§ WHAT TO WORK ON
If a line of the records holds the word "sEPSC", copy it out.
= = = = = = =
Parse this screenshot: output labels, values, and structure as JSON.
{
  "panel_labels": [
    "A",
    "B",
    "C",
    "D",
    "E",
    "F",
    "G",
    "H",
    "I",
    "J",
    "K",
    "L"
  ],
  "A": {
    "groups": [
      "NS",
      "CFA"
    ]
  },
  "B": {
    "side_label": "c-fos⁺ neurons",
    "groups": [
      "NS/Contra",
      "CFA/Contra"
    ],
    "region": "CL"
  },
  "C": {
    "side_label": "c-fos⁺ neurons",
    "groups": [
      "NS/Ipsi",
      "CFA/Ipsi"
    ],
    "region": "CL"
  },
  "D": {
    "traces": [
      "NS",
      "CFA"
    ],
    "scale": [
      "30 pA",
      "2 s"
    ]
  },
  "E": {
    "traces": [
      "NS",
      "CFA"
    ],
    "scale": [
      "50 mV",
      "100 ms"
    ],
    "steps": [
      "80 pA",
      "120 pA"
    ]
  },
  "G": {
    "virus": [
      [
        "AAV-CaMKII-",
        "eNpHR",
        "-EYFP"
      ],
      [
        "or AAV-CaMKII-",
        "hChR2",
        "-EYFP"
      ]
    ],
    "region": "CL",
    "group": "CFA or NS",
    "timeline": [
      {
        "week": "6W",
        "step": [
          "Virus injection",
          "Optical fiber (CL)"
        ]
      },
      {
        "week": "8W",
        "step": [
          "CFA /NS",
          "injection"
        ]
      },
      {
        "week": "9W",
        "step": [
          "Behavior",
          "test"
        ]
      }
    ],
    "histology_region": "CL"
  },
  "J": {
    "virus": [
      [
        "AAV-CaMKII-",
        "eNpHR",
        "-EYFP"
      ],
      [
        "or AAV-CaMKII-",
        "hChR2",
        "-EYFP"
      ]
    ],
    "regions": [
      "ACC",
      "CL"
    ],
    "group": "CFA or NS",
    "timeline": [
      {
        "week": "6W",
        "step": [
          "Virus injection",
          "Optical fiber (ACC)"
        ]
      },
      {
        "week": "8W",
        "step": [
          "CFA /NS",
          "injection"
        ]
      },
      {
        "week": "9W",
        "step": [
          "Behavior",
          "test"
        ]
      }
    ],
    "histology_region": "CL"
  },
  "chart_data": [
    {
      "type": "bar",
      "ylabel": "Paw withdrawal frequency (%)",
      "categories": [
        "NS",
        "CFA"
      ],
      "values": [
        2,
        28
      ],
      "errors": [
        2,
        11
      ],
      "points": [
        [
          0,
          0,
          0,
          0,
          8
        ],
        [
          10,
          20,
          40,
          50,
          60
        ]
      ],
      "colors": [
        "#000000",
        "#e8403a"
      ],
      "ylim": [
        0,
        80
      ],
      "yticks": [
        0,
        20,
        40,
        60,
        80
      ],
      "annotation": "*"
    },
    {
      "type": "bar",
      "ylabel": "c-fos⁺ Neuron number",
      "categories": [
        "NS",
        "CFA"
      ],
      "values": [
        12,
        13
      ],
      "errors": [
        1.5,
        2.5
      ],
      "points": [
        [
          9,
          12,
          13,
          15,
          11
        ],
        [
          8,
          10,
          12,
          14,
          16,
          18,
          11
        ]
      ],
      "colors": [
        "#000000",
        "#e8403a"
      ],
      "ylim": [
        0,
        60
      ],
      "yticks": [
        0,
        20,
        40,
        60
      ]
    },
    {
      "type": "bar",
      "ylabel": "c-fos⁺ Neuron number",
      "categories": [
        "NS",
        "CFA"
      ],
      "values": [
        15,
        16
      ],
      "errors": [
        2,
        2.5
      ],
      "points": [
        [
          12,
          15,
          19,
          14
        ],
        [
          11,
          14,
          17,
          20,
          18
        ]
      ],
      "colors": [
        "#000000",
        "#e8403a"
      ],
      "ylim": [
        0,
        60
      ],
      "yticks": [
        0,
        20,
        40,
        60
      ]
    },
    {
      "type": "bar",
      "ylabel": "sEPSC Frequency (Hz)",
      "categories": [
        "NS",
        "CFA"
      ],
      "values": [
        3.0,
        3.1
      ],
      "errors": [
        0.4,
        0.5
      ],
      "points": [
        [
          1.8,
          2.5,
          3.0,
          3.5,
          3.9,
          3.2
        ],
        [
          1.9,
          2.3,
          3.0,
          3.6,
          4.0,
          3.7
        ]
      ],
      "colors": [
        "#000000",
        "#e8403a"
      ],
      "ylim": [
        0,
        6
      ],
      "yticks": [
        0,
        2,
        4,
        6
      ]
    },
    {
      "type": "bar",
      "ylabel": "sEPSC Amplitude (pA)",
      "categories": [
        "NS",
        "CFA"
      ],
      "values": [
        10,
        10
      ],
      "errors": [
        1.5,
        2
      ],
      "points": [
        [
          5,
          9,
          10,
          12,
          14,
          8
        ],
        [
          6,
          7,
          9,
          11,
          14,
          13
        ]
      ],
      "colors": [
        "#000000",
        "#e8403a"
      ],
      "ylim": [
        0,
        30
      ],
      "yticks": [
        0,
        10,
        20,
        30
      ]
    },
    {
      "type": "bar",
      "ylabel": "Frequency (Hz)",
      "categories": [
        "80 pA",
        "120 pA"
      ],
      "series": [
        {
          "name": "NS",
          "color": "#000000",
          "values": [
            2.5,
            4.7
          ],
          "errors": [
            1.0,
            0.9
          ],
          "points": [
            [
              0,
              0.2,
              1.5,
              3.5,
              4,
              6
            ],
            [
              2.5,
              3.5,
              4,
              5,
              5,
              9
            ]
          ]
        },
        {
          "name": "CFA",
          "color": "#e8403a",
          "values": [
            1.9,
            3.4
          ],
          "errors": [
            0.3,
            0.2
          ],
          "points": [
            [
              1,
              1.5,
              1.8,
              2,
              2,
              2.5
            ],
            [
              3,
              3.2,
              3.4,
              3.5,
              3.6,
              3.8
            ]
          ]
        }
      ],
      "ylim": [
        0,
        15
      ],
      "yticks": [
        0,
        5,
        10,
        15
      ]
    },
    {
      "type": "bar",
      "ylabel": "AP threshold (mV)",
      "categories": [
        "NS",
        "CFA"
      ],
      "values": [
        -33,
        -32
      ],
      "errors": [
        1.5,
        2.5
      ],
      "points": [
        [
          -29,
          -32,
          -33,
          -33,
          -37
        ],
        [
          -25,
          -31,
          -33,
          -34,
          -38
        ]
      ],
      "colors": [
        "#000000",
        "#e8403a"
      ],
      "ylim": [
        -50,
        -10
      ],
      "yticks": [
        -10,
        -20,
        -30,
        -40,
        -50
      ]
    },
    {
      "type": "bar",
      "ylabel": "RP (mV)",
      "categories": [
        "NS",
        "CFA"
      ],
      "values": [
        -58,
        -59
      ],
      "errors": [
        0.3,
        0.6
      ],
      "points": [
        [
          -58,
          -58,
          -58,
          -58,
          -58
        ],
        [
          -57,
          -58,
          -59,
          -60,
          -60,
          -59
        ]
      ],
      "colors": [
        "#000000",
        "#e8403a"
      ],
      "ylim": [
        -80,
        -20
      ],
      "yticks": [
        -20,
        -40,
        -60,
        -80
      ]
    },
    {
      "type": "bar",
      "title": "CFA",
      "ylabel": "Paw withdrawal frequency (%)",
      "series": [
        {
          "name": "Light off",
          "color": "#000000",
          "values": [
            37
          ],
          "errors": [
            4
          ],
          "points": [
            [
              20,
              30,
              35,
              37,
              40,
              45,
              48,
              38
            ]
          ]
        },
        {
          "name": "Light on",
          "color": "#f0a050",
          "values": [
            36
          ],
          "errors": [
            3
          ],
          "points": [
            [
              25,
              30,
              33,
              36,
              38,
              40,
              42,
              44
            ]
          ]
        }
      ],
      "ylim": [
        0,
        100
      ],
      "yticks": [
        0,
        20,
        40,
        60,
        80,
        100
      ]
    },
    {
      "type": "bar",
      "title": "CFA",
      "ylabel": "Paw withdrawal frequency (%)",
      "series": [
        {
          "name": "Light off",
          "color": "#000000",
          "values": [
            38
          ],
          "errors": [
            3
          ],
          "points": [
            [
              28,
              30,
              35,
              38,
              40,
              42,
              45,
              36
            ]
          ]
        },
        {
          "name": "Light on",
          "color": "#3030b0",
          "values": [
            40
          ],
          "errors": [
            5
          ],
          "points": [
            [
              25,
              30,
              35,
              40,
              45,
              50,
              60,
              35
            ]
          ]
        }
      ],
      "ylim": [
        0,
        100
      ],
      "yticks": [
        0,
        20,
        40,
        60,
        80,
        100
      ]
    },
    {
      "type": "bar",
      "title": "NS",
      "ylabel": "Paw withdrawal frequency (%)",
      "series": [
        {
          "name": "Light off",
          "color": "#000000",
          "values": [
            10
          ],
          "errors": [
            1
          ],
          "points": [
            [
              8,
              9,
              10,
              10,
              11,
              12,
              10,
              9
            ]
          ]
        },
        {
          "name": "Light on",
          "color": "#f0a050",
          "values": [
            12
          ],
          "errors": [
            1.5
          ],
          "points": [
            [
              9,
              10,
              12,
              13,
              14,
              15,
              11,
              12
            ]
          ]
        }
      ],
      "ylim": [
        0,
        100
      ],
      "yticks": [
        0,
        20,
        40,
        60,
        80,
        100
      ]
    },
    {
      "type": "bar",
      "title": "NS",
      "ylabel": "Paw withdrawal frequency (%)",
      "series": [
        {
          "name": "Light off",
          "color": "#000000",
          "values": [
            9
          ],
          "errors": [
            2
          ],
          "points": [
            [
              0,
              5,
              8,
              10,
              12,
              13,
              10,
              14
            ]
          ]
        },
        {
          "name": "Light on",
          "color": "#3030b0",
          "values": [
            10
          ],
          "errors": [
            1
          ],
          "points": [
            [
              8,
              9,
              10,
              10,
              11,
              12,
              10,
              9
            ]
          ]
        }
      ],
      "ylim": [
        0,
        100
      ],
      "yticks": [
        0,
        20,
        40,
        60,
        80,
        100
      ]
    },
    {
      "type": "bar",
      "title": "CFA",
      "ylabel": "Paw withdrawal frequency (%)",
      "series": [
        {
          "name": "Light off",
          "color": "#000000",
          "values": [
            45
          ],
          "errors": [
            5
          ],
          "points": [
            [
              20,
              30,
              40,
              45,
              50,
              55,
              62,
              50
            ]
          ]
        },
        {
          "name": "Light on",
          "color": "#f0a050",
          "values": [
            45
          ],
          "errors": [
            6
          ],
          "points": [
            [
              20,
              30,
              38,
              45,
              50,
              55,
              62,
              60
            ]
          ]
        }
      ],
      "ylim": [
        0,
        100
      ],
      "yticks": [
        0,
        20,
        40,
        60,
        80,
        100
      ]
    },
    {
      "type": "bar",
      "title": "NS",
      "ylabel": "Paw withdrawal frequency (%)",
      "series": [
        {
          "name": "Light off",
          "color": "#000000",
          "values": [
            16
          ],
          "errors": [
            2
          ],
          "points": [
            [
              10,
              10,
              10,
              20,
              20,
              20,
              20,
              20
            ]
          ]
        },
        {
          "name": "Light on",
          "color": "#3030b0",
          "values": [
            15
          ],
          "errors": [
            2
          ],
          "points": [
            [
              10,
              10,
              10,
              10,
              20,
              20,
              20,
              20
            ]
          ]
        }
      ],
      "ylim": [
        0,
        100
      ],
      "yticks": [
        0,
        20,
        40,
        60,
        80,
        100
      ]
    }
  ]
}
= = = = = = =
§ SOLVED EXERCISE
      "ylabel": "sEPSC Frequency (Hz)",
      "ylabel": "sEPSC Amplitude (pA)",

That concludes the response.